BEGIN Data supplied
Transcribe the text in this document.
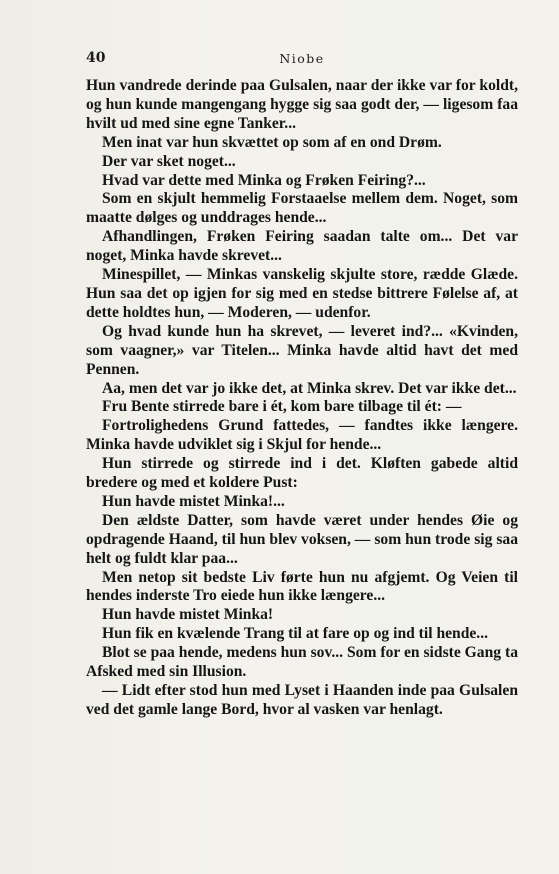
40	Niobe

Hun vandrede derinde paa Gulsalen, naar der ikke var for koldt, og hun kunde mangengang hygge sig saa godt der, — ligesom faa hvilt ud med sine egne Tanker...

Men inat var hun skvættet op som af en ond Drøm.

Der var sket noget...

Hvad var dette med Minka og Frøken Feiring?...

Som en skjult hemmelig Forstaaelse mellem dem. Noget, som maatte dølges og unddrages hende...

Afhandlingen, Frøken Feiring saadan talte om... Det var noget, Minka havde skrevet...

Minespillet, — Minkas vanskelig skjulte store, rædde Glæde. Hun saa det op igjen for sig med en stedse bittrere Følelse af, at dette holdtes hun, — Moderen, — udenfor.

Og hvad kunde hun ha skrevet, — leveret ind?... «Kvinden, som vaagner,» var Titelen... Minka havde altid havt det med Pennen.

Aa, men det var jo ikke det, at Minka skrev. Det var ikke det...

Fru Bente stirrede bare i ét, kom bare tilbage til ét: —

Fortrolighedens Grund fattedes, — fandtes ikke længere. Minka havde udviklet sig i Skjul for hende...

Hun stirrede og stirrede ind i det. Kløften gabede altid bredere og med et koldere Pust:

Hun havde mistet Minka!...

Den ældste Datter, som havde været under hendes Øie og opdragende Haand, til hun blev voksen, — som hun trode sig saa helt og fuldt klar paa...

Men netop sit bedste Liv førte hun nu afgjemt. Og Veien til hendes inderste Tro eiede hun ikke længere...

Hun havde mistet Minka!

Hun fik en kvælende Trang til at fare op og ind til hende...

Blot se paa hende, medens hun sov... Som for en sidste Gang ta Afsked med sin Illusion.

— Lidt efter stod hun med Lyset i Haanden inde paa Gulsalen ved det gamle lange Bord, hvor al vasken var henlagt.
END Data supplied
→ Required task
Exactly reproduce the entries above, minus the pictures.

→ Response below
Transcribe the text in this document.
40	Niobe

Hun vandrede derinde paa Gulsalen, naar der ikke var for koldt, og hun kunde mangengang hygge sig saa godt der, — ligesom faa hvilt ud med sine egne Tanker...

Men inat var hun skvættet op som af en ond Drøm.

Der var sket noget...

Hvad var dette med Minka og Frøken Feiring?...

Som en skjult hemmelig Forstaaelse mellem dem. Noget, som maatte dølges og unddrages hende...

Afhandlingen, Frøken Feiring saadan talte om... Det var noget, Minka havde skrevet...

Minespillet, — Minkas vanskelig skjulte store, rædde Glæde. Hun saa det op igjen for sig med en stedse bittrere Følelse af, at dette holdtes hun, — Moderen, — udenfor.

Og hvad kunde hun ha skrevet, — leveret ind?... «Kvinden, som vaagner,» var Titelen... Minka havde altid havt det med Pennen.

Aa, men det var jo ikke det, at Minka skrev. Det var ikke det...

Fru Bente stirrede bare i ét, kom bare tilbage til ét: —

Fortrolighedens Grund fattedes, — fandtes ikke længere. Minka havde udviklet sig i Skjul for hende...

Hun stirrede og stirrede ind i det. Kløften gabede altid bredere og med et koldere Pust:

Hun havde mistet Minka!...

Den ældste Datter, som havde været under hendes Øie og opdragende Haand, til hun blev voksen, — som hun trode sig saa helt og fuldt klar paa...

Men netop sit bedste Liv førte hun nu afgjemt. Og Veien til hendes inderste Tro eiede hun ikke længere...

Hun havde mistet Minka!

Hun fik en kvælende Trang til at fare op og ind til hende...

Blot se paa hende, medens hun sov... Som for en sidste Gang ta Afsked med sin Illusion.

— Lidt efter stod hun med Lyset i Haanden inde paa Gulsalen ved det gamle lange Bord, hvor al vasken var henlagt.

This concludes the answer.